_TASK OBJECTIVE_: Count how many lines in the data hold "concentration". Only the number.

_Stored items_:
=== Begin Enclosure ===

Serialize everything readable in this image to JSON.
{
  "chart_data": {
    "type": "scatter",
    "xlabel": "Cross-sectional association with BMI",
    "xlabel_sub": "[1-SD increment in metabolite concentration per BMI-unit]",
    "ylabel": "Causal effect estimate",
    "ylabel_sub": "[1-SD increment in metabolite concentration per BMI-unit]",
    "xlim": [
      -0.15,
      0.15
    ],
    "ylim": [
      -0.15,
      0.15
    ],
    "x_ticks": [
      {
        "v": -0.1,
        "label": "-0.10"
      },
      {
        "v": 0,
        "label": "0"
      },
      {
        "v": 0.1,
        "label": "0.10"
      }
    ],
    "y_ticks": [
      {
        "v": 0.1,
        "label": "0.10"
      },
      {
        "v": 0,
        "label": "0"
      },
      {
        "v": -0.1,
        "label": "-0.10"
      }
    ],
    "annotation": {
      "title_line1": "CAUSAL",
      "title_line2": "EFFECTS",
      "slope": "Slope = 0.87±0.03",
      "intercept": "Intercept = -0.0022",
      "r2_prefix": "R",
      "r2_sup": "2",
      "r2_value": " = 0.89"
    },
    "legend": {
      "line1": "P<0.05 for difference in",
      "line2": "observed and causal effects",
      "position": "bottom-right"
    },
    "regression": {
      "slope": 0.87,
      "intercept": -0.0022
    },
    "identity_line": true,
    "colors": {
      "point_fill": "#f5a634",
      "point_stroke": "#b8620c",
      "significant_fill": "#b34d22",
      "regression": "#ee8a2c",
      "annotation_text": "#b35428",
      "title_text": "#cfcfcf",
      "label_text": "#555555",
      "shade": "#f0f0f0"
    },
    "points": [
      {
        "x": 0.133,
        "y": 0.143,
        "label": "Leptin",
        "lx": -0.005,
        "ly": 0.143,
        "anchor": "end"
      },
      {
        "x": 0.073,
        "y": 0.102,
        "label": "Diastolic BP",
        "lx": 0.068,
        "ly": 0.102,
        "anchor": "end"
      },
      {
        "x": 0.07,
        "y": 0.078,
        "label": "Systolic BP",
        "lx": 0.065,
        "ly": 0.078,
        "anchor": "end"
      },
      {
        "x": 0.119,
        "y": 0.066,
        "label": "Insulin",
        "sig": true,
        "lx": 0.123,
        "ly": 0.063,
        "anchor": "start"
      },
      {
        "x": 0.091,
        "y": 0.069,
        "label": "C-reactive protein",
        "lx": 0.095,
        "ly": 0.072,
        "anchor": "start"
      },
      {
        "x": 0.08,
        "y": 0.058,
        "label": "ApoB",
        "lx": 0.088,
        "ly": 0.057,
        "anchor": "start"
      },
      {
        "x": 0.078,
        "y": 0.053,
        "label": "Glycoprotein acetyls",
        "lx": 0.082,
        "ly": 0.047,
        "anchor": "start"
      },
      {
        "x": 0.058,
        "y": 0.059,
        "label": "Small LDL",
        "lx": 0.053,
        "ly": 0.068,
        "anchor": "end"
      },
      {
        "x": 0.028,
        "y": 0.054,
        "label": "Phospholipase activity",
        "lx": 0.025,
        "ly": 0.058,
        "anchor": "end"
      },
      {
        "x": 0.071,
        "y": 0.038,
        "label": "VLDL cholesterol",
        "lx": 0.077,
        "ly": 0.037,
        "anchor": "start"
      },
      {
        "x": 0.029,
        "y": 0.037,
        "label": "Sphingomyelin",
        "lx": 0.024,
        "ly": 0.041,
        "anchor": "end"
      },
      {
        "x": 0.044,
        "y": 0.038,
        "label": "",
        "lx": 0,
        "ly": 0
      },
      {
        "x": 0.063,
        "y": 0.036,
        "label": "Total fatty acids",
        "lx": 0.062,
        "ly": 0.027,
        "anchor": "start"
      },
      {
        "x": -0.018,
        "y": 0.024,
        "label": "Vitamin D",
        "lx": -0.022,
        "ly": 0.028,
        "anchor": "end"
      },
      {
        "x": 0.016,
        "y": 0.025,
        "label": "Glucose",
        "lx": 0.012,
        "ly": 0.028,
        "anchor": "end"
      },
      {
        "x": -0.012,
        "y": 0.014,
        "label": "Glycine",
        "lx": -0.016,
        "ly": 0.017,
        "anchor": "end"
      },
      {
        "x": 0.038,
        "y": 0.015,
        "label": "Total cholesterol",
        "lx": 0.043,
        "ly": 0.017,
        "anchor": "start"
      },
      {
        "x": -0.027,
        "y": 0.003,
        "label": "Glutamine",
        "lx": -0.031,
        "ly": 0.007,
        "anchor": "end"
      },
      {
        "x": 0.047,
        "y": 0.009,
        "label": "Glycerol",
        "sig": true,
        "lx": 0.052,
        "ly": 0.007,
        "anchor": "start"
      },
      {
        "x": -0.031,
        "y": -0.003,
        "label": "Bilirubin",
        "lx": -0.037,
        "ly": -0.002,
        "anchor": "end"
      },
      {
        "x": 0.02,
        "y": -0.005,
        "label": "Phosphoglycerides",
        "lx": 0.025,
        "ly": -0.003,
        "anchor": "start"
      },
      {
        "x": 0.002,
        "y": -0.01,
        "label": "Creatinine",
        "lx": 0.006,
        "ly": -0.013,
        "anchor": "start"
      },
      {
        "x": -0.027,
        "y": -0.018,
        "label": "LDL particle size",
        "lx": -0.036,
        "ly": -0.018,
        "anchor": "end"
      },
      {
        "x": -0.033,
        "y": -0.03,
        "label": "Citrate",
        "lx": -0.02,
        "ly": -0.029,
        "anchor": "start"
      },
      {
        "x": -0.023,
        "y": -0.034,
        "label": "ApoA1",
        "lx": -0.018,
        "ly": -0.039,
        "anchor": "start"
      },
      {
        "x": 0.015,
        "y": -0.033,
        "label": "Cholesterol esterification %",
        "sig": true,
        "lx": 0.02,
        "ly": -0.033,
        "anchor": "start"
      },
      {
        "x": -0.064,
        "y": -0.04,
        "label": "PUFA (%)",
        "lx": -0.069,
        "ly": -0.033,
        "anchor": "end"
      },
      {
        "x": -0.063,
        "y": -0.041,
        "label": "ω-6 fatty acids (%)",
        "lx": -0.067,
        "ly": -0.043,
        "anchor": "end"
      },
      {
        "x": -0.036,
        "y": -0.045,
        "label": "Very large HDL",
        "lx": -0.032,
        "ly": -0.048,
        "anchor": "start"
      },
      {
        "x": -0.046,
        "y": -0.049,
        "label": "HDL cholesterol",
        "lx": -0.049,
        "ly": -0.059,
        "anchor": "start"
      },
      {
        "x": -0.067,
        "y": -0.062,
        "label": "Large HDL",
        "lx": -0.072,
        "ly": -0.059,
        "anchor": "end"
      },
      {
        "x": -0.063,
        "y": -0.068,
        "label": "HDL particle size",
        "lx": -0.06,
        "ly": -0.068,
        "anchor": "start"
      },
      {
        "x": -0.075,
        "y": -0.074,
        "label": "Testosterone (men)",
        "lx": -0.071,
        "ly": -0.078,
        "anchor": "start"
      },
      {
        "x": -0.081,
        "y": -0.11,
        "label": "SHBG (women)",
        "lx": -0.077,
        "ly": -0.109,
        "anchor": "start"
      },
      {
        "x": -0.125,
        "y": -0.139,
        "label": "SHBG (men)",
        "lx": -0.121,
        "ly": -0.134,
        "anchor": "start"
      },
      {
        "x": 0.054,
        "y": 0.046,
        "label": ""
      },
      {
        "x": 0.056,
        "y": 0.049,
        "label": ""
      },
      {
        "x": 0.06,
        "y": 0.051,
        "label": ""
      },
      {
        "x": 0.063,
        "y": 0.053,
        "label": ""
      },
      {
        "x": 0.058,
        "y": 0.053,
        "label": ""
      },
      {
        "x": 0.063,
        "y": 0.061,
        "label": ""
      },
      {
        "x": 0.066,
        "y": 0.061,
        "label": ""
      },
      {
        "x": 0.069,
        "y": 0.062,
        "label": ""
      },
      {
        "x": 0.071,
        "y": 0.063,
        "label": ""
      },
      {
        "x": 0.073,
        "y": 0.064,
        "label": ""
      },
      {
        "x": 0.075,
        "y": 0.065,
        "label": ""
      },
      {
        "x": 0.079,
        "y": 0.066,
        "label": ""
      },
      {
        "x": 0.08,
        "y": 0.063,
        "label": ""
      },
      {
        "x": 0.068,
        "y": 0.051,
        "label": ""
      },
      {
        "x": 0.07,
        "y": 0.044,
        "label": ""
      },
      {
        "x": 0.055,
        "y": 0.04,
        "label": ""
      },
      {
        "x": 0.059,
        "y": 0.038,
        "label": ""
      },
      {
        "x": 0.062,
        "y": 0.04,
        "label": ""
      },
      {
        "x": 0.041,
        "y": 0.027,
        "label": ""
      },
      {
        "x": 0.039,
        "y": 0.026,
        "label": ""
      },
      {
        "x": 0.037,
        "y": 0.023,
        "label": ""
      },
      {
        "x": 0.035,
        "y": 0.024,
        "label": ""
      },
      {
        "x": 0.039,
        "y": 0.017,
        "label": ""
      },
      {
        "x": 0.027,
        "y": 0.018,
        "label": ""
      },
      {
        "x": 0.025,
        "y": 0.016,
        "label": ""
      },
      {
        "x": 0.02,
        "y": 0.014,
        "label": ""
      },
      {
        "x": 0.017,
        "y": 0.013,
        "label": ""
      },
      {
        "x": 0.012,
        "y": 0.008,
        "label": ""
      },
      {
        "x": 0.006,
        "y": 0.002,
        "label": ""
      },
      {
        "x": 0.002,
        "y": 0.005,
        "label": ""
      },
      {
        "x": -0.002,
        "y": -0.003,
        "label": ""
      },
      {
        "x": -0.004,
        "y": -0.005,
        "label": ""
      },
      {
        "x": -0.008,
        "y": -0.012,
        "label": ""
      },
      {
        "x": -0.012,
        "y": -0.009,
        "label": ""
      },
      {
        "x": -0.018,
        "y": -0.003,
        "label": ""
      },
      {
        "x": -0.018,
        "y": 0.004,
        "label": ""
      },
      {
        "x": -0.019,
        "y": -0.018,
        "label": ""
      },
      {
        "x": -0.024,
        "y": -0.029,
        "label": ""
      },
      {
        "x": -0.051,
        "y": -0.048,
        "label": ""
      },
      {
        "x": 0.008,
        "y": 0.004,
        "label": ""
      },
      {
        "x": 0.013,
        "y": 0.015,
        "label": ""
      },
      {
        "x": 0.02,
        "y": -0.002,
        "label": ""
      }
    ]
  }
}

=== End Enclosure ===

_ANSWER FOR THE TASK_: 2